TASK DETAILS: Below are some entries; can you quote all of them exactly?

========

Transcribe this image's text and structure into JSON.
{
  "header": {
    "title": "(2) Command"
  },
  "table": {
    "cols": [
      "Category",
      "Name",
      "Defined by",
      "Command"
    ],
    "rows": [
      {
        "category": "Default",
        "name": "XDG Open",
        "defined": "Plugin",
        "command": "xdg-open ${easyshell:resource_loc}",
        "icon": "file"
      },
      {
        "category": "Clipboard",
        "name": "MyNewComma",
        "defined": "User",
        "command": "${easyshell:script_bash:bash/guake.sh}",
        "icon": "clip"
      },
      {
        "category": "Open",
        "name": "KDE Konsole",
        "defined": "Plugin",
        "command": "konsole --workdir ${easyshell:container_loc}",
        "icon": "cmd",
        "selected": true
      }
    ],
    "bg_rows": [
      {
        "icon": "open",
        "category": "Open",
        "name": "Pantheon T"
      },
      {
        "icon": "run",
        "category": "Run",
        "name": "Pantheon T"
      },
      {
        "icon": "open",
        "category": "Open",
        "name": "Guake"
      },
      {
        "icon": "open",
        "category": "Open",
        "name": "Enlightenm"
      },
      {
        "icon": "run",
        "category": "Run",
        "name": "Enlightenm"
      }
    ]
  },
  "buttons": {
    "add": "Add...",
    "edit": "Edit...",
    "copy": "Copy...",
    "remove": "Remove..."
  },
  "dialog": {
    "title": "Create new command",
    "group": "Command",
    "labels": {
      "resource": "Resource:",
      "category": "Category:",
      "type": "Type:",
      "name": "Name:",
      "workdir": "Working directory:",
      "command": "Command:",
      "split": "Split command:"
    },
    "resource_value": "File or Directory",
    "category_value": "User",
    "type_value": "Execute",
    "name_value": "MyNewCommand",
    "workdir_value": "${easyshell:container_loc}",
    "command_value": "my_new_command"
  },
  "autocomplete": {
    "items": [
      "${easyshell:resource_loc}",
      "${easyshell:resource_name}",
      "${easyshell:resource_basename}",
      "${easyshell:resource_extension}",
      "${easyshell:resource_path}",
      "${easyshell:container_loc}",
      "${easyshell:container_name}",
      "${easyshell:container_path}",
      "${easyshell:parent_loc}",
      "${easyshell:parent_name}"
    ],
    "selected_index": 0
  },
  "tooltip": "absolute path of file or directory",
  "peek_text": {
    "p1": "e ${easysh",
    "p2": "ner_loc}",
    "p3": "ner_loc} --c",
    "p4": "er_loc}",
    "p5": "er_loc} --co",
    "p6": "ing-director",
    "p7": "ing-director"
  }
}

========

OUTPUT:
Transcribe this image's text and structure into JSON.
{
  "header": {
    "title": "(2) Command"
  },
  "table": {
    "cols": [
      "Category",
      "Name",
      "Defined by",
      "Command"
    ],
    "rows": [
      {
        "category": "Default",
        "name": "XDG Open",
        "defined": "Plugin",
        "command": "xdg-open ${easyshell:resource_loc}",
        "icon": "file"
      },
      {
        "category": "Clipboard",
        "name": "MyNewComma",
        "defined": "User",
        "command": "${easyshell:script_bash:bash/guake.sh}",
        "icon": "clip"
      },
      {
        "category": "Open",
        "name": "KDE Konsole",
        "defined": "Plugin",
        "command": "konsole --workdir ${easyshell:container_loc}",
        "icon": "cmd",
        "selected": true
      }
    ],
    "bg_rows": [
      {
        "icon": "open",
        "category": "Open",
        "name": "Pantheon T"
      },
      {
        "icon": "run",
        "category": "Run",
        "name": "Pantheon T"
      },
      {
        "icon": "open",
        "category": "Open",
        "name": "Guake"
      },
      {
        "icon": "open",
        "category": "Open",
        "name": "Enlightenm"
      },
      {
        "icon": "run",
        "category": "Run",
        "name": "Enlightenm"
      }
    ]
  },
  "buttons": {
    "add": "Add...",
    "edit": "Edit...",
    "copy": "Copy...",
    "remove": "Remove..."
  },
  "dialog": {
    "title": "Create new command",
    "group": "Command",
    "labels": {
      "resource": "Resource:",
      "category": "Category:",
      "type": "Type:",
      "name": "Name:",
      "workdir": "Working directory:",
      "command": "Command:",
      "split": "Split command:"
    },
    "resource_value": "File or Directory",
    "category_value": "User",
    "type_value": "Execute",
    "name_value": "MyNewCommand",
    "workdir_value": "${easyshell:container_loc}",
    "command_value": "my_new_command"
  },
  "autocomplete": {
    "items": [
      "${easyshell:resource_loc}",
      "${easyshell:resource_name}",
      "${easyshell:resource_basename}",
      "${easyshell:resource_extension}",
      "${easyshell:resource_path}",
      "${easyshell:container_loc}",
      "${easyshell:container_name}",
      "${easyshell:container_path}",
      "${easyshell:parent_loc}",
      "${easyshell:parent_name}"
    ],
    "selected_index": 0
  },
  "tooltip": "absolute path of file or directory",
  "peek_text": {
    "p1": "e ${easysh",
    "p2": "ner_loc}",
    "p3": "ner_loc} --c",
    "p4": "er_loc}",
    "p5": "er_loc} --co",
    "p6": "ing-director",
    "p7": "ing-director"
  }
}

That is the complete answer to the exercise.